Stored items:
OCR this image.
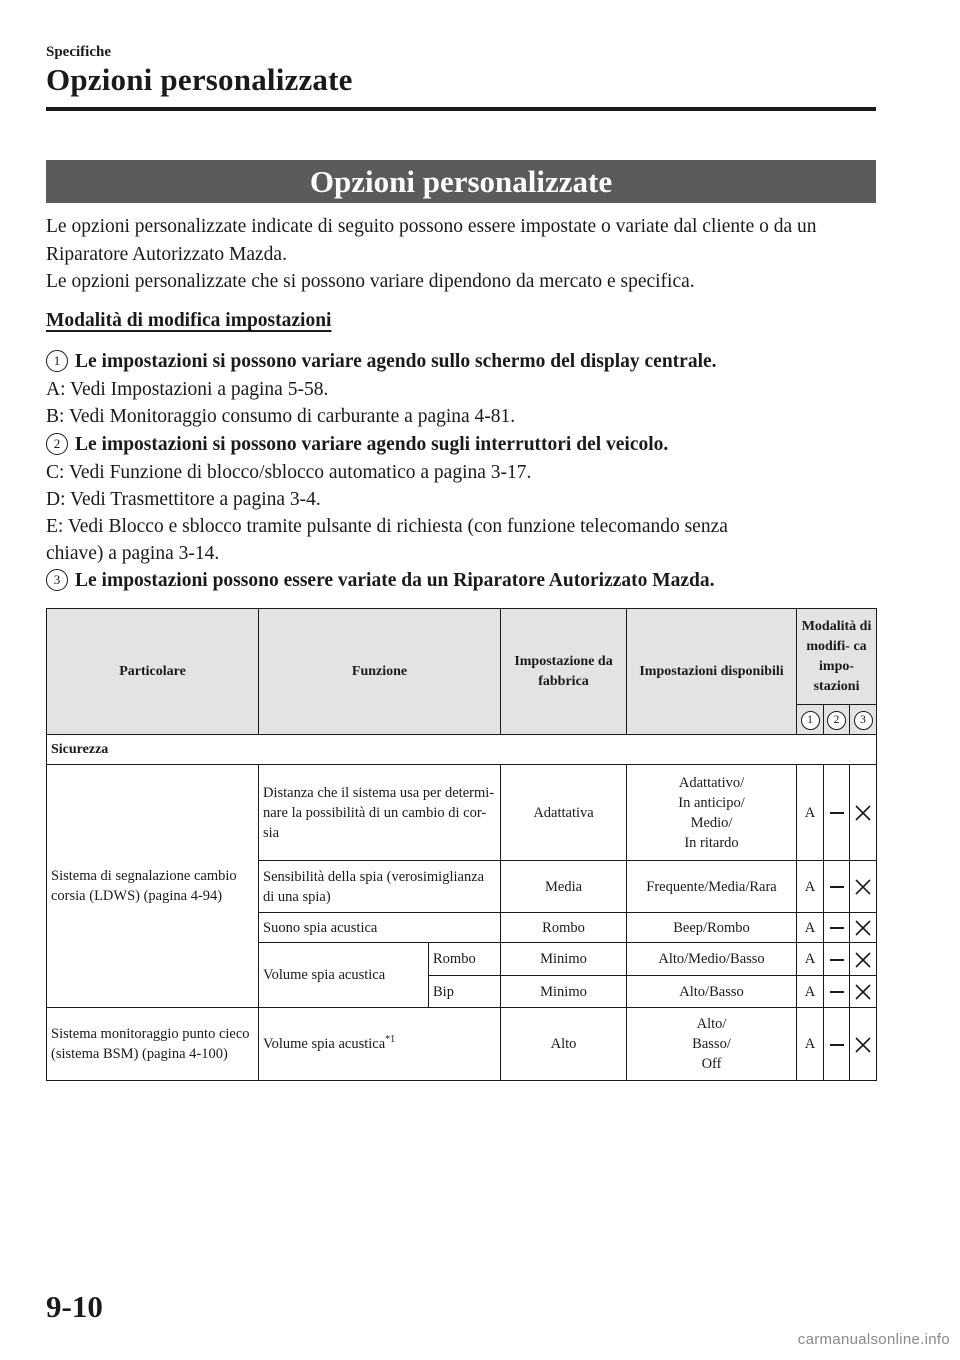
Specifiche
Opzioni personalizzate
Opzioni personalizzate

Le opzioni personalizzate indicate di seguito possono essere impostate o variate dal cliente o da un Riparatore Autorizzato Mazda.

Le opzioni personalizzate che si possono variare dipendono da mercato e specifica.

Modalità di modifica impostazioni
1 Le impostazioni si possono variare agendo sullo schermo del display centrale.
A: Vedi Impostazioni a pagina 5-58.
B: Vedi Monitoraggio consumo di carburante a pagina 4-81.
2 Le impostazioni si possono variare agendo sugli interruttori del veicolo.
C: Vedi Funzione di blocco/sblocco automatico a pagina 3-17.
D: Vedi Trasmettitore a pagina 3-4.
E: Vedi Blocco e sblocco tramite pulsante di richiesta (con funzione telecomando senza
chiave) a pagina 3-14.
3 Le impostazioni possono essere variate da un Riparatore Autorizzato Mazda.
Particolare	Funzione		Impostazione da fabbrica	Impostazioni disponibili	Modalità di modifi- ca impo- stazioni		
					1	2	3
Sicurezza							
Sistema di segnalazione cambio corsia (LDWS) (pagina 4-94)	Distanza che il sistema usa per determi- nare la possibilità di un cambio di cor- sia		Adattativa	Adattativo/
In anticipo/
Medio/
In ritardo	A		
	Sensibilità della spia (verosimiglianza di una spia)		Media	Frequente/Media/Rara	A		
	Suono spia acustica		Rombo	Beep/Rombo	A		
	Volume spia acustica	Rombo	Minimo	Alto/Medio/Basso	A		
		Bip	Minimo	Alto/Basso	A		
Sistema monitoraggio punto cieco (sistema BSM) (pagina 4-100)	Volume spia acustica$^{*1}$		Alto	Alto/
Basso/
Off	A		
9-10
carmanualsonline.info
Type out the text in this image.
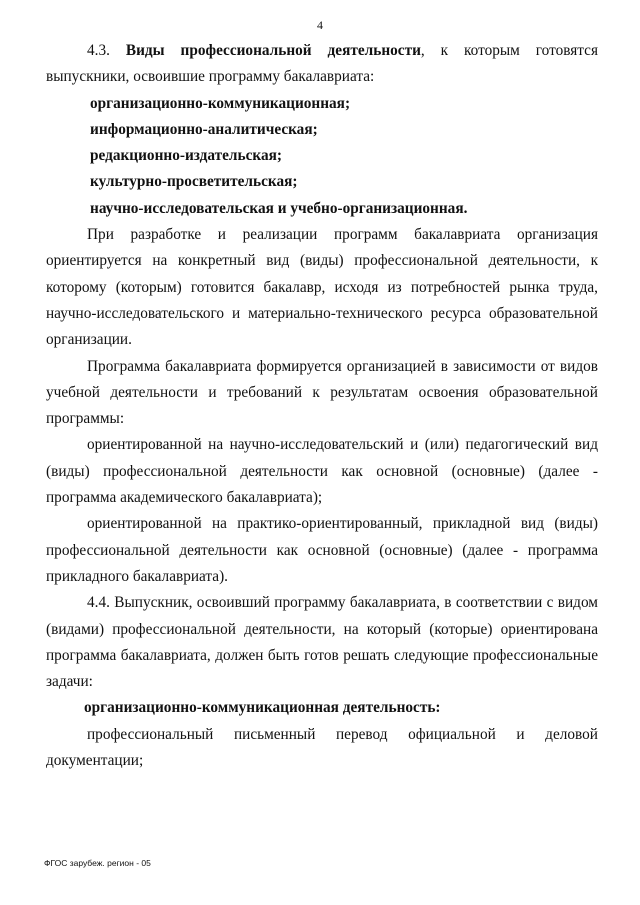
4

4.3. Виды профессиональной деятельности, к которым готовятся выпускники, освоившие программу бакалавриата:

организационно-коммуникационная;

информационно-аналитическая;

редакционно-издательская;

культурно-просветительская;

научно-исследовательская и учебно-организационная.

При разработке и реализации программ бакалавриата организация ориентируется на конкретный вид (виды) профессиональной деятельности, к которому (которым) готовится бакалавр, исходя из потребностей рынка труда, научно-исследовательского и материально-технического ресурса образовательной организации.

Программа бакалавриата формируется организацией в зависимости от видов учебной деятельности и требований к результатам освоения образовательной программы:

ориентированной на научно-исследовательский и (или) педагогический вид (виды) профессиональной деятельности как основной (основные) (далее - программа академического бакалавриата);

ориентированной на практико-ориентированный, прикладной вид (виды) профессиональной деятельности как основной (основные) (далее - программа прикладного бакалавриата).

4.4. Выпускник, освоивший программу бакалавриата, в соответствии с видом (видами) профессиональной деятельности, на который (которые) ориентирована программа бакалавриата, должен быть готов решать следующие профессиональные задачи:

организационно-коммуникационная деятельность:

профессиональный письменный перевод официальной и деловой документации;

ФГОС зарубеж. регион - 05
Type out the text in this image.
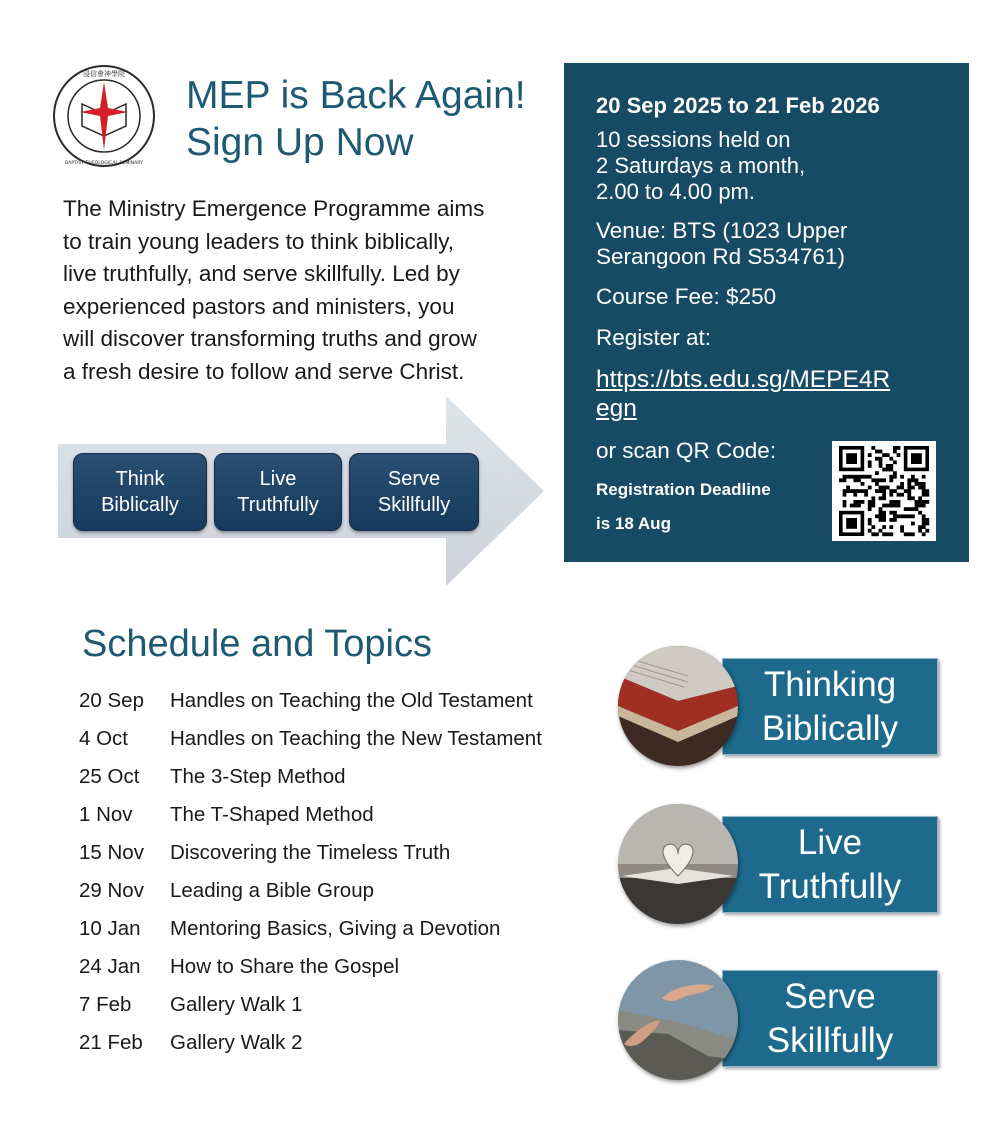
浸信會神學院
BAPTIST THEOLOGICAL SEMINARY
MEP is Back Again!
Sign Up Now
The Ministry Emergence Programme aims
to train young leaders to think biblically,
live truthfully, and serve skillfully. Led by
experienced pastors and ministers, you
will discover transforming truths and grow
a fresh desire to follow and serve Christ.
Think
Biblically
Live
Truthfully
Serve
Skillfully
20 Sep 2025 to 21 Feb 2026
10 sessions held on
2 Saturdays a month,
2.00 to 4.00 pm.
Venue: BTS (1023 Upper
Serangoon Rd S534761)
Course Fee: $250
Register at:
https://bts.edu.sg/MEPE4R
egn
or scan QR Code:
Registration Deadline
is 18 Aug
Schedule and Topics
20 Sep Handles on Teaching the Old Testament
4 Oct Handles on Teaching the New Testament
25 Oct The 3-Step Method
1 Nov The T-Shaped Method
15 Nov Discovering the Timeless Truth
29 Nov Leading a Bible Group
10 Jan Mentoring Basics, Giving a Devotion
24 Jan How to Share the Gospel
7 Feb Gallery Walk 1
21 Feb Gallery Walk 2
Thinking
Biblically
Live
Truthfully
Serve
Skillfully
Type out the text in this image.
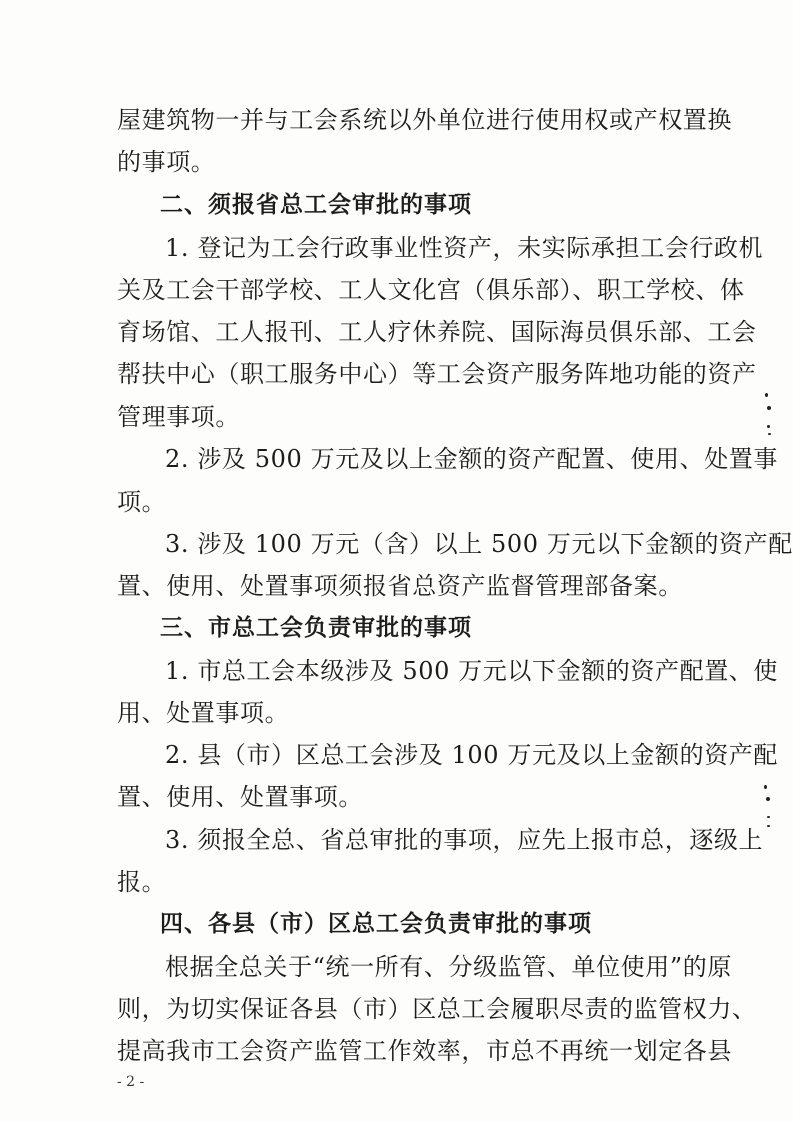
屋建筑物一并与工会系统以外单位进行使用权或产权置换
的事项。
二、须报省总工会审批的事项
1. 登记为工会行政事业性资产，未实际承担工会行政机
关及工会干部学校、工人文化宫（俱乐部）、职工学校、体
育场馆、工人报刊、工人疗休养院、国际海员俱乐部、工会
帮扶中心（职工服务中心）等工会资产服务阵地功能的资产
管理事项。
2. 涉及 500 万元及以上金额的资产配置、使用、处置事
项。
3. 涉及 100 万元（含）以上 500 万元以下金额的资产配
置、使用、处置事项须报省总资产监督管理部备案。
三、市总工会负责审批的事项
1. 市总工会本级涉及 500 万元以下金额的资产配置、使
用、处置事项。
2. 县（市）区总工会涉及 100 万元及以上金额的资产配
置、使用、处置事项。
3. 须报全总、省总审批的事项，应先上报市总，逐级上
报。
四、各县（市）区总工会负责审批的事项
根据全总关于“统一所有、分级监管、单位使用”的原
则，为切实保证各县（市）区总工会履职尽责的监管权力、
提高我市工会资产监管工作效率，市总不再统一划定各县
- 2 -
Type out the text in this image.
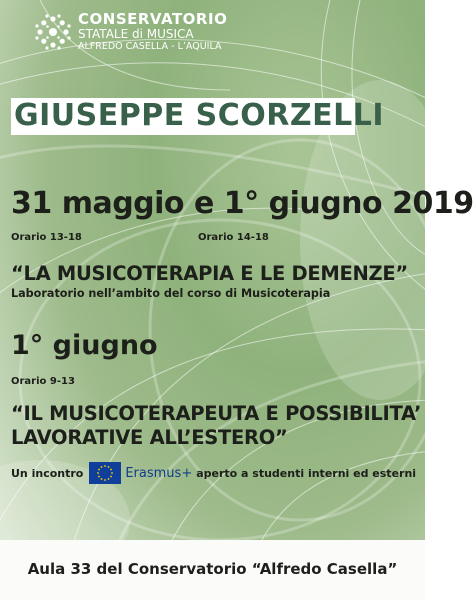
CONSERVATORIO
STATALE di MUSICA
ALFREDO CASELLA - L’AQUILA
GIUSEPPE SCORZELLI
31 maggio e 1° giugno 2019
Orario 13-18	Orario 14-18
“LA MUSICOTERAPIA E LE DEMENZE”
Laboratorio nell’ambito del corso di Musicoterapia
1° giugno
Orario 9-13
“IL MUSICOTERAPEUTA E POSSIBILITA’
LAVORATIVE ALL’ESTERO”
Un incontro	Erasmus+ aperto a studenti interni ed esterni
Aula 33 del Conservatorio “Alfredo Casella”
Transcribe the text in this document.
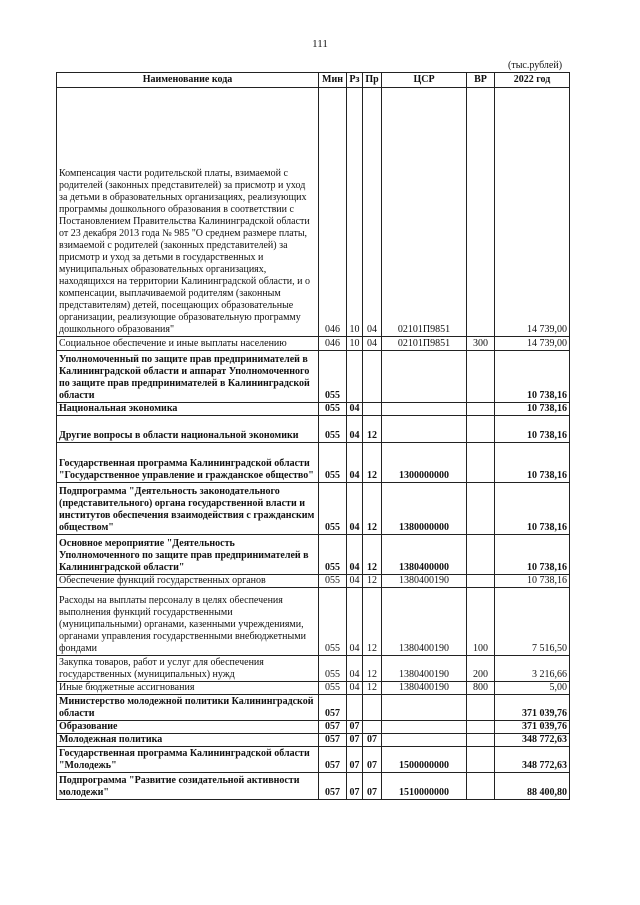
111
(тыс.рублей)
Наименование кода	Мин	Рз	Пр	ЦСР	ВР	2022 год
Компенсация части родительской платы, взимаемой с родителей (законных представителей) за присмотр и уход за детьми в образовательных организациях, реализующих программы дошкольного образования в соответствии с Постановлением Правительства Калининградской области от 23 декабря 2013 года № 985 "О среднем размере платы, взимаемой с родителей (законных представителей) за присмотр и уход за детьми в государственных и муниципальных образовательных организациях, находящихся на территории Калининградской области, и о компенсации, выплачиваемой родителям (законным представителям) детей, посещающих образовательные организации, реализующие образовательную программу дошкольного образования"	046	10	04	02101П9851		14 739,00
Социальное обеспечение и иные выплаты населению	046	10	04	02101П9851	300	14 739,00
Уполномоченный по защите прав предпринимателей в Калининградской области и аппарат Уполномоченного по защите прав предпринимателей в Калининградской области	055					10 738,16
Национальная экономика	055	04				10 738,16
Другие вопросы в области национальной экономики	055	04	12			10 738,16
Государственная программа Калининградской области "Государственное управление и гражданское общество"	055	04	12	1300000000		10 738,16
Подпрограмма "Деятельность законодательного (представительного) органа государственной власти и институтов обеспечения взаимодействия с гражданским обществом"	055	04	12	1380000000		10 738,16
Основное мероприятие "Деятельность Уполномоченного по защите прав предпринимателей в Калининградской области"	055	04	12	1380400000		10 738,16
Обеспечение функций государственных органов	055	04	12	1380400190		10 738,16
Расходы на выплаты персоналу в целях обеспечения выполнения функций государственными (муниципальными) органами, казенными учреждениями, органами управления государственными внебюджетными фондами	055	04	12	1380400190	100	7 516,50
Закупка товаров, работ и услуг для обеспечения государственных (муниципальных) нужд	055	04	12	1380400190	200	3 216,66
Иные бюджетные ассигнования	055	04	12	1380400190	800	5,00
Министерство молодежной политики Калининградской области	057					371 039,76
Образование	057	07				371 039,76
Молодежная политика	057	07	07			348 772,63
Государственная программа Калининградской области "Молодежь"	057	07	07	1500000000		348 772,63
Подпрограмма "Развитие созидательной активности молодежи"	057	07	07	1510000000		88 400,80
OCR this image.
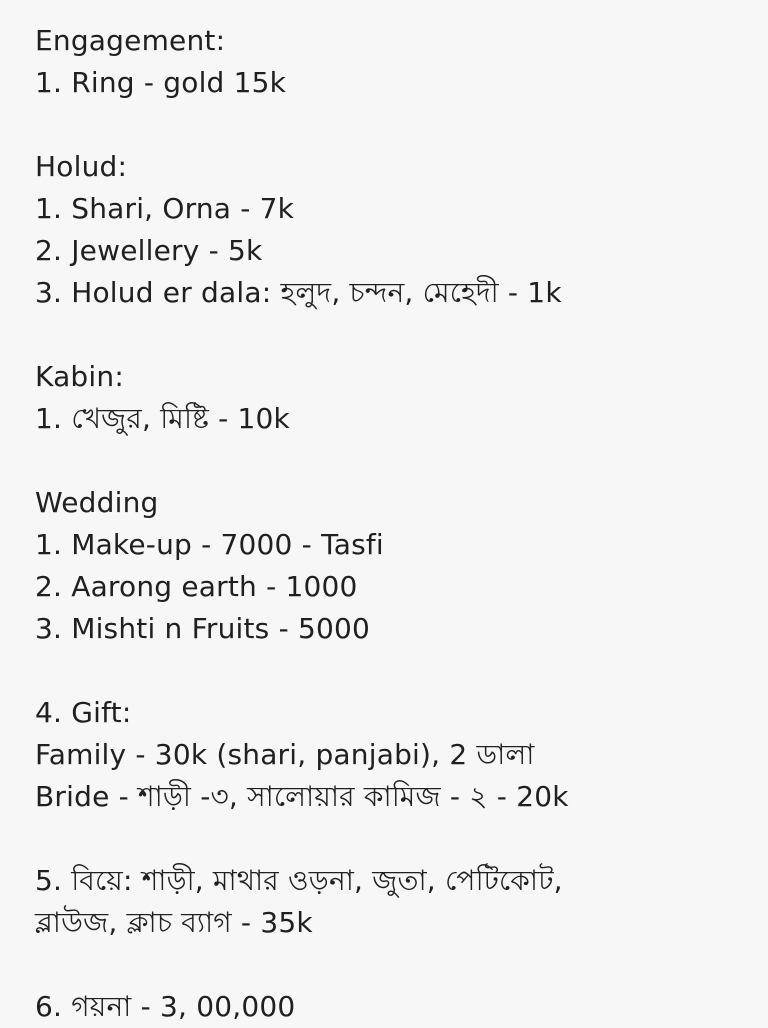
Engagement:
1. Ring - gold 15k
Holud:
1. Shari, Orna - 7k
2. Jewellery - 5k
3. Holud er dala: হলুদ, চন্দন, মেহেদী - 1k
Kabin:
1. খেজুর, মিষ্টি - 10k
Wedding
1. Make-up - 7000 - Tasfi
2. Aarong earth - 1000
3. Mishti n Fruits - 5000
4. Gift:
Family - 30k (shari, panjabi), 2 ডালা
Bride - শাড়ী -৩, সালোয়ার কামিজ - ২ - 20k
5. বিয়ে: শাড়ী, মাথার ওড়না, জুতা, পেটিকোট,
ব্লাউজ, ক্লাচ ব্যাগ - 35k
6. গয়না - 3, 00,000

### EXERCISE
Which lines above contain "государственных"? Show each of them.

### CORRECT RESPONSE
Компенсация части родительской платы, взимаемой с родителей (законных представителей) за присмотр и уход за детьми в образовательных организациях, реализующих программы дошкольного образования в соответствии с Постановлением Правительства Калининградской области от 23 декабря 2013 года № 985 "О среднем размере платы, взимаемой с родителей (законных представителей) за присмотр и уход за детьми в государственных и муниципальных образовательных организациях, находящихся на территории Калининградской области, и о компенсации, выплачиваемой родителям (законным представителям) детей, посещающих образовательные организации, реализующие образовательную программу дошкольного образования"	046	10	04	02101П9851		14 739,00
Обеспечение функций государственных органов	055	04	12	1380400190		10 738,16
Закупка товаров, работ и услуг для обеспечения государственных (муниципальных) нужд	055	04	12	1380400190	200	3 216,66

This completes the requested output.